- **Problem details**
Strip the pictures and reproduce the rest of the listing exactly.

- **The records**
* Start *

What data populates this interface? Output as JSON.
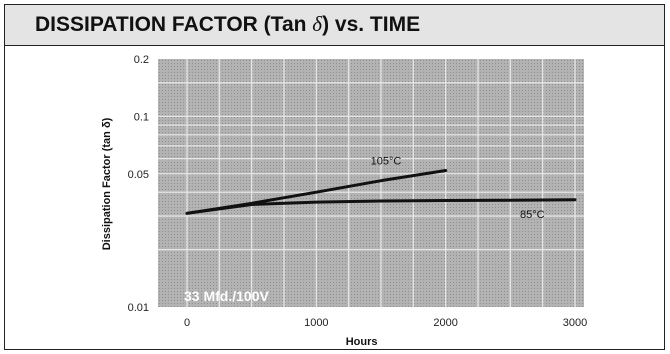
{
  "chart_data": {
    "type": "line",
    "title_prefix": "DISSIPATION FACTOR (Tan ",
    "title_symbol": "δ",
    "title_suffix": ") vs. TIME",
    "xlabel": "Hours",
    "ylabel": "Dissipation Factor (tan δ)",
    "xlim": [
      0,
      3000
    ],
    "ylim": [
      0.01,
      0.2
    ],
    "yscale": "log",
    "x_ticks": [
      0,
      1000,
      2000,
      3000
    ],
    "x_tick_labels": [
      "0",
      "1000",
      "2000",
      "3000"
    ],
    "y_ticks": [
      0.01,
      0.05,
      0.1,
      0.2
    ],
    "y_tick_labels": [
      "0.01",
      "0.05",
      "0.1",
      "0.2"
    ],
    "grid": true,
    "annotation": "33 Mfd./100V",
    "series": [
      {
        "name": "105°C",
        "x": [
          0,
          500,
          1000,
          1500,
          2000
        ],
        "y": [
          0.031,
          0.035,
          0.04,
          0.046,
          0.052
        ]
      },
      {
        "name": "85°C",
        "x": [
          0,
          500,
          1000,
          1500,
          2000,
          2500,
          3000
        ],
        "y": [
          0.031,
          0.0345,
          0.0355,
          0.036,
          0.0362,
          0.0363,
          0.0365
        ]
      }
    ]
  },
  "colors": {
    "plot_background": "#a8a8a8",
    "grid": "#e6e6e6",
    "line": "#111111",
    "header": "#e4e4e4"
  }
}
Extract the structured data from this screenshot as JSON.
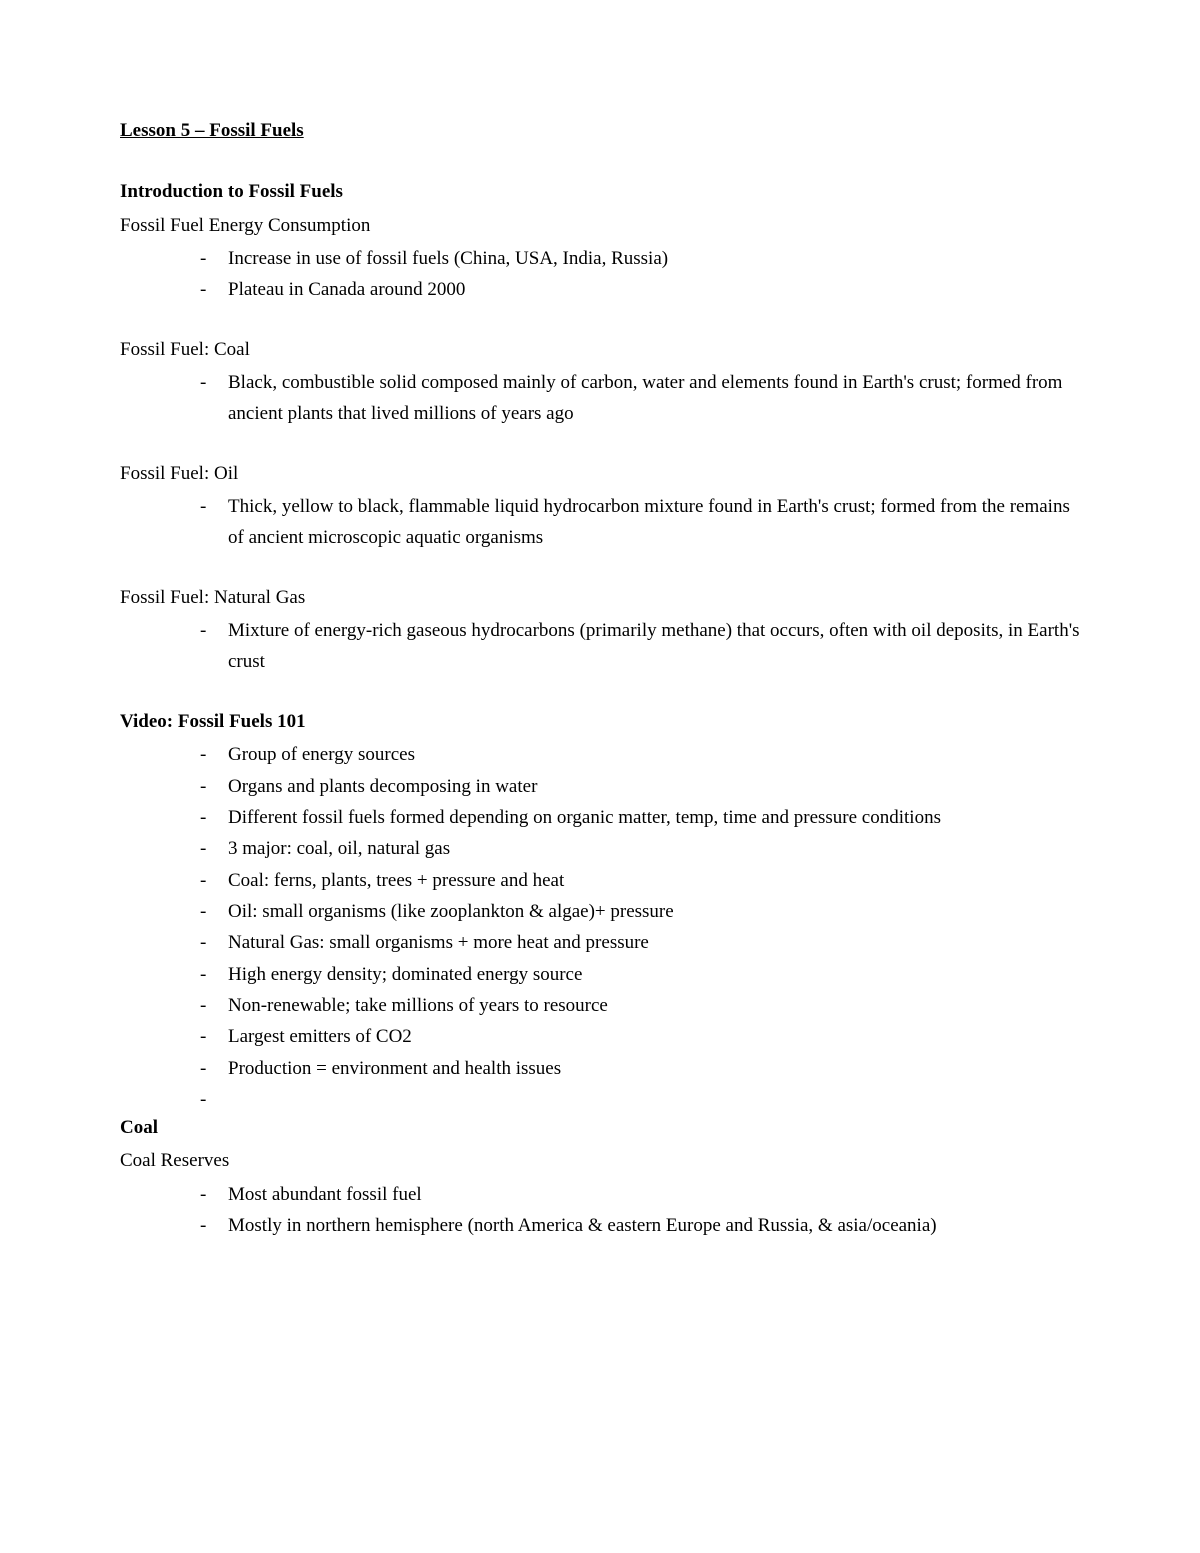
{
  "lesson_title": "Lesson 5 – Fossil Fuels",
  "sections": {
    "intro": {
      "heading": "Introduction to Fossil Fuels",
      "consumption": {
        "title": "Fossil Fuel Energy Consumption",
        "items": [
          "Increase in use of fossil fuels (China, USA, India, Russia)",
          "Plateau in Canada around 2000"
        ]
      },
      "coal": {
        "title": "Fossil Fuel: Coal",
        "items": [
          "Black, combustible solid composed mainly of carbon, water and elements found in Earth's crust; formed from ancient plants that lived millions of years ago"
        ]
      },
      "oil": {
        "title": "Fossil Fuel: Oil",
        "items": [
          "Thick, yellow to black, flammable liquid hydrocarbon mixture found in Earth's crust; formed from the remains of ancient microscopic aquatic organisms"
        ]
      },
      "gas": {
        "title": "Fossil Fuel: Natural Gas",
        "items": [
          "Mixture of energy-rich gaseous hydrocarbons (primarily methane) that occurs, often with oil deposits, in Earth's crust"
        ]
      }
    },
    "video": {
      "heading": "Video: Fossil Fuels 101",
      "items": [
        "Group of energy sources",
        "Organs and plants decomposing in water",
        "Different fossil fuels formed depending on organic matter, temp, time and pressure conditions",
        "3 major: coal, oil, natural gas",
        "Coal: ferns, plants, trees + pressure and heat",
        "Oil: small organisms (like zooplankton & algae)+ pressure",
        "Natural Gas: small organisms + more heat and pressure",
        "High energy density; dominated energy source",
        "Non-renewable; take millions of years to resource",
        "Largest emitters of CO2",
        "Production = environment and health issues",
        ""
      ]
    },
    "coal": {
      "heading": "Coal",
      "reserves": {
        "title": "Coal Reserves",
        "items": [
          "Most abundant fossil fuel",
          "Mostly in northern hemisphere (north America & eastern Europe and Russia, & asia/oceania)"
        ]
      }
    }
  }
}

* End *

- **Answer to this task**
What data populates this interface? Output as JSON.
{
  "chart_data": {
    "type": "line",
    "title_prefix": "DISSIPATION FACTOR (Tan ",
    "title_symbol": "δ",
    "title_suffix": ") vs. TIME",
    "xlabel": "Hours",
    "ylabel": "Dissipation Factor (tan δ)",
    "xlim": [
      0,
      3000
    ],
    "ylim": [
      0.01,
      0.2
    ],
    "yscale": "log",
    "x_ticks": [
      0,
      1000,
      2000,
      3000
    ],
    "x_tick_labels": [
      "0",
      "1000",
      "2000",
      "3000"
    ],
    "y_ticks": [
      0.01,
      0.05,
      0.1,
      0.2
    ],
    "y_tick_labels": [
      "0.01",
      "0.05",
      "0.1",
      "0.2"
    ],
    "grid": true,
    "annotation": "33 Mfd./100V",
    "series": [
      {
        "name": "105°C",
        "x": [
          0,
          500,
          1000,
          1500,
          2000
        ],
        "y": [
          0.031,
          0.035,
          0.04,
          0.046,
          0.052
        ]
      },
      {
        "name": "85°C",
        "x": [
          0,
          500,
          1000,
          1500,
          2000,
          2500,
          3000
        ],
        "y": [
          0.031,
          0.0345,
          0.0355,
          0.036,
          0.0362,
          0.0363,
          0.0365
        ]
      }
    ]
  },
  "colors": {
    "plot_background": "#a8a8a8",
    "grid": "#e6e6e6",
    "line": "#111111",
    "header": "#e4e4e4"
  }
}
Extract the structured data from this screenshot as JSON.
{
  "lesson_title": "Lesson 5 – Fossil Fuels",
  "sections": {
    "intro": {
      "heading": "Introduction to Fossil Fuels",
      "consumption": {
        "title": "Fossil Fuel Energy Consumption",
        "items": [
          "Increase in use of fossil fuels (China, USA, India, Russia)",
          "Plateau in Canada around 2000"
        ]
      },
      "coal": {
        "title": "Fossil Fuel: Coal",
        "items": [
          "Black, combustible solid composed mainly of carbon, water and elements found in Earth's crust; formed from ancient plants that lived millions of years ago"
        ]
      },
      "oil": {
        "title": "Fossil Fuel: Oil",
        "items": [
          "Thick, yellow to black, flammable liquid hydrocarbon mixture found in Earth's crust; formed from the remains of ancient microscopic aquatic organisms"
        ]
      },
      "gas": {
        "title": "Fossil Fuel: Natural Gas",
        "items": [
          "Mixture of energy-rich gaseous hydrocarbons (primarily methane) that occurs, often with oil deposits, in Earth's crust"
        ]
      }
    },
    "video": {
      "heading": "Video: Fossil Fuels 101",
      "items": [
        "Group of energy sources",
        "Organs and plants decomposing in water",
        "Different fossil fuels formed depending on organic matter, temp, time and pressure conditions",
        "3 major: coal, oil, natural gas",
        "Coal: ferns, plants, trees + pressure and heat",
        "Oil: small organisms (like zooplankton & algae)+ pressure",
        "Natural Gas: small organisms + more heat and pressure",
        "High energy density; dominated energy source",
        "Non-renewable; take millions of years to resource",
        "Largest emitters of CO2",
        "Production = environment and health issues",
        ""
      ]
    },
    "coal": {
      "heading": "Coal",
      "reserves": {
        "title": "Coal Reserves",
        "items": [
          "Most abundant fossil fuel",
          "Mostly in northern hemisphere (north America & eastern Europe and Russia, & asia/oceania)"
        ]
      }
    }
  }
}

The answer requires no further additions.